Word for word, give the material below again, minus any images.

┌─ SUPPLIED MATERIAL

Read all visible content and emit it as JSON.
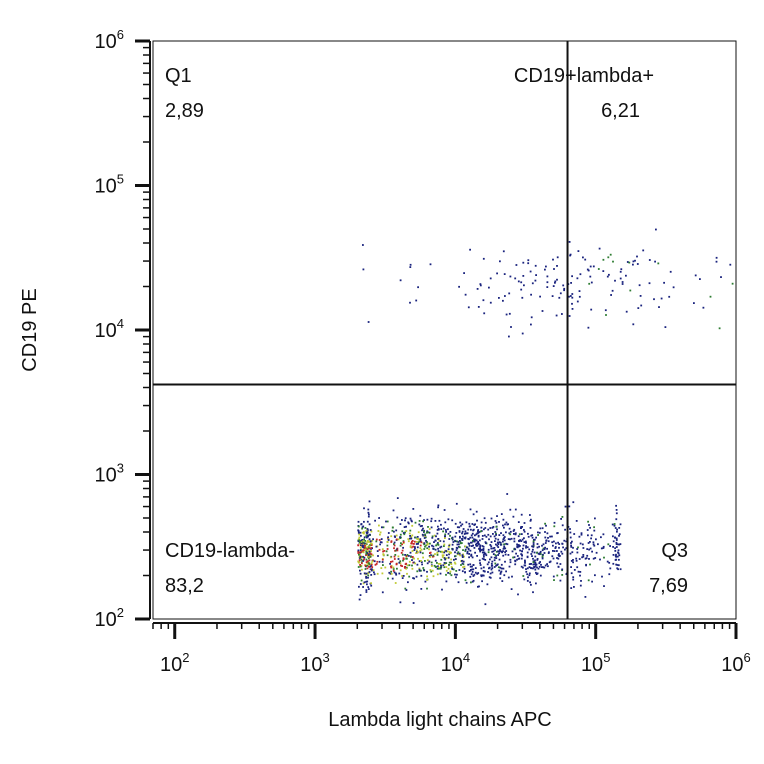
{
  "chart_data": {
    "type": "scatter",
    "title": "",
    "xlabel": "Lambda light chains  APC",
    "ylabel": "CD19 PE",
    "x_scale": "log",
    "y_scale": "log",
    "xlim": [
      70,
      1000000
    ],
    "ylim": [
      100,
      1000000
    ],
    "x_ticks": [
      {
        "base": "10",
        "exp": "2",
        "value": 100
      },
      {
        "base": "10",
        "exp": "3",
        "value": 1000
      },
      {
        "base": "10",
        "exp": "4",
        "value": 10000
      },
      {
        "base": "10",
        "exp": "5",
        "value": 100000
      },
      {
        "base": "10",
        "exp": "6",
        "value": 1000000
      }
    ],
    "y_ticks": [
      {
        "base": "10",
        "exp": "2",
        "value": 100
      },
      {
        "base": "10",
        "exp": "3",
        "value": 1000
      },
      {
        "base": "10",
        "exp": "4",
        "value": 10000
      },
      {
        "base": "10",
        "exp": "5",
        "value": 100000
      },
      {
        "base": "10",
        "exp": "6",
        "value": 1000000
      }
    ],
    "gates": {
      "x": 63000,
      "y": 4200
    },
    "quadrants": [
      {
        "name": "Q1",
        "value": "2,89"
      },
      {
        "name": "CD19+lambda+",
        "value": "6,21"
      },
      {
        "name": "CD19-lambda-",
        "value": "83,2"
      },
      {
        "name": "Q3",
        "value": "7,69"
      }
    ],
    "populations": [
      {
        "name_unprinted": true,
        "x_center_log": 4.0,
        "x_spread_log": 0.62,
        "y_center_log": 2.48,
        "y_spread_log": 0.12,
        "count": 1500,
        "x_min": 2000,
        "x_max": 150000
      },
      {
        "name_unprinted": true,
        "x_center_log": 4.8,
        "x_spread_log": 0.5,
        "y_center_log": 4.33,
        "y_spread_log": 0.14,
        "count": 170,
        "x_min": 2000,
        "x_max": 1000000
      }
    ],
    "density_colors": [
      "#1a237e",
      "#2e7d32",
      "#c0ca33",
      "#c62828"
    ],
    "grid": false,
    "legend": "none"
  }
}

└─

*RESULT*.
Read all visible content and emit it as JSON.
{
  "chart_data": {
    "type": "scatter",
    "title": "",
    "xlabel": "Lambda light chains  APC",
    "ylabel": "CD19 PE",
    "x_scale": "log",
    "y_scale": "log",
    "xlim": [
      70,
      1000000
    ],
    "ylim": [
      100,
      1000000
    ],
    "x_ticks": [
      {
        "base": "10",
        "exp": "2",
        "value": 100
      },
      {
        "base": "10",
        "exp": "3",
        "value": 1000
      },
      {
        "base": "10",
        "exp": "4",
        "value": 10000
      },
      {
        "base": "10",
        "exp": "5",
        "value": 100000
      },
      {
        "base": "10",
        "exp": "6",
        "value": 1000000
      }
    ],
    "y_ticks": [
      {
        "base": "10",
        "exp": "2",
        "value": 100
      },
      {
        "base": "10",
        "exp": "3",
        "value": 1000
      },
      {
        "base": "10",
        "exp": "4",
        "value": 10000
      },
      {
        "base": "10",
        "exp": "5",
        "value": 100000
      },
      {
        "base": "10",
        "exp": "6",
        "value": 1000000
      }
    ],
    "gates": {
      "x": 63000,
      "y": 4200
    },
    "quadrants": [
      {
        "name": "Q1",
        "value": "2,89"
      },
      {
        "name": "CD19+lambda+",
        "value": "6,21"
      },
      {
        "name": "CD19-lambda-",
        "value": "83,2"
      },
      {
        "name": "Q3",
        "value": "7,69"
      }
    ],
    "populations": [
      {
        "name_unprinted": true,
        "x_center_log": 4.0,
        "x_spread_log": 0.62,
        "y_center_log": 2.48,
        "y_spread_log": 0.12,
        "count": 1500,
        "x_min": 2000,
        "x_max": 150000
      },
      {
        "name_unprinted": true,
        "x_center_log": 4.8,
        "x_spread_log": 0.5,
        "y_center_log": 4.33,
        "y_spread_log": 0.14,
        "count": 170,
        "x_min": 2000,
        "x_max": 1000000
      }
    ],
    "density_colors": [
      "#1a237e",
      "#2e7d32",
      "#c0ca33",
      "#c62828"
    ],
    "grid": false,
    "legend": "none"
  }
}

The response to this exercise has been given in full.